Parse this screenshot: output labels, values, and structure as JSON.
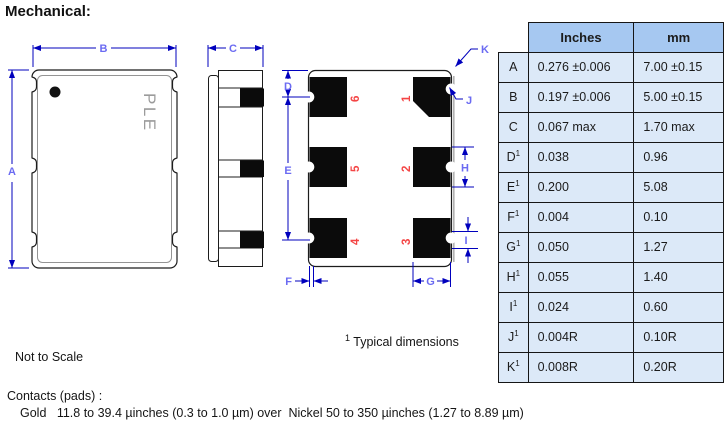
{
  "title": "Mechanical:",
  "drawings": {
    "marking": "PLE",
    "dim_labels": {
      "A": "A",
      "B": "B",
      "C": "C",
      "D": "D",
      "E": "E",
      "F": "F",
      "G": "G",
      "H": "H",
      "I": "I",
      "J": "J",
      "K": "K"
    },
    "pad_numbers": {
      "n1": "1",
      "n2": "2",
      "n3": "3",
      "n4": "4",
      "n5": "5",
      "n6": "6"
    }
  },
  "table": {
    "col_headers": [
      "Inches",
      "mm"
    ],
    "rows": [
      {
        "label": "A",
        "sup": "",
        "inches": "0.276 ±0.006",
        "mm": "7.00 ±0.15"
      },
      {
        "label": "B",
        "sup": "",
        "inches": "0.197 ±0.006",
        "mm": "5.00 ±0.15"
      },
      {
        "label": "C",
        "sup": "",
        "inches": "0.067 max",
        "mm": "1.70 max"
      },
      {
        "label": "D",
        "sup": "1",
        "inches": "0.038",
        "mm": "0.96"
      },
      {
        "label": "E",
        "sup": "1",
        "inches": "0.200",
        "mm": "5.08"
      },
      {
        "label": "F",
        "sup": "1",
        "inches": "0.004",
        "mm": "0.10"
      },
      {
        "label": "G",
        "sup": "1",
        "inches": "0.050",
        "mm": "1.27"
      },
      {
        "label": "H",
        "sup": "1",
        "inches": "0.055",
        "mm": "1.40"
      },
      {
        "label": "I",
        "sup": "1",
        "inches": "0.024",
        "mm": "0.60"
      },
      {
        "label": "J",
        "sup": "1",
        "inches": "0.004R",
        "mm": "0.10R"
      },
      {
        "label": "K",
        "sup": "1",
        "inches": "0.008R",
        "mm": "0.20R"
      }
    ]
  },
  "notes": {
    "typical_sup": "1",
    "typical": " Typical dimensions",
    "not_to_scale": "Not to Scale",
    "contacts_heading": "Contacts (pads) :",
    "contacts_detail": "Gold   11.8 to 39.4 µinches (0.3 to 1.0 µm) over  Nickel 50 to 350 µinches (1.27 to 8.89 µm)"
  },
  "colors": {
    "dim_line": "#0000bd",
    "dim_label": "#6b6bf2",
    "pad_number": "#f44545",
    "table_header_bg": "#a6c8f1",
    "table_cell_bg": "#dce9f8"
  }
}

__TASK DESCRIPTION__
Repeat the material above word for word, please, apart from its images.

__FINAL RESULT__
Parse this screenshot: output labels, values, and structure as JSON.
{
  "title": "Mechanical:",
  "drawings": {
    "marking": "PLE",
    "dim_labels": {
      "A": "A",
      "B": "B",
      "C": "C",
      "D": "D",
      "E": "E",
      "F": "F",
      "G": "G",
      "H": "H",
      "I": "I",
      "J": "J",
      "K": "K"
    },
    "pad_numbers": {
      "n1": "1",
      "n2": "2",
      "n3": "3",
      "n4": "4",
      "n5": "5",
      "n6": "6"
    }
  },
  "table": {
    "col_headers": [
      "Inches",
      "mm"
    ],
    "rows": [
      {
        "label": "A",
        "sup": "",
        "inches": "0.276 ±0.006",
        "mm": "7.00 ±0.15"
      },
      {
        "label": "B",
        "sup": "",
        "inches": "0.197 ±0.006",
        "mm": "5.00 ±0.15"
      },
      {
        "label": "C",
        "sup": "",
        "inches": "0.067 max",
        "mm": "1.70 max"
      },
      {
        "label": "D",
        "sup": "1",
        "inches": "0.038",
        "mm": "0.96"
      },
      {
        "label": "E",
        "sup": "1",
        "inches": "0.200",
        "mm": "5.08"
      },
      {
        "label": "F",
        "sup": "1",
        "inches": "0.004",
        "mm": "0.10"
      },
      {
        "label": "G",
        "sup": "1",
        "inches": "0.050",
        "mm": "1.27"
      },
      {
        "label": "H",
        "sup": "1",
        "inches": "0.055",
        "mm": "1.40"
      },
      {
        "label": "I",
        "sup": "1",
        "inches": "0.024",
        "mm": "0.60"
      },
      {
        "label": "J",
        "sup": "1",
        "inches": "0.004R",
        "mm": "0.10R"
      },
      {
        "label": "K",
        "sup": "1",
        "inches": "0.008R",
        "mm": "0.20R"
      }
    ]
  },
  "notes": {
    "typical_sup": "1",
    "typical": " Typical dimensions",
    "not_to_scale": "Not to Scale",
    "contacts_heading": "Contacts (pads) :",
    "contacts_detail": "Gold   11.8 to 39.4 µinches (0.3 to 1.0 µm) over  Nickel 50 to 350 µinches (1.27 to 8.89 µm)"
  },
  "colors": {
    "dim_line": "#0000bd",
    "dim_label": "#6b6bf2",
    "pad_number": "#f44545",
    "table_header_bg": "#a6c8f1",
    "table_cell_bg": "#dce9f8"
  }
}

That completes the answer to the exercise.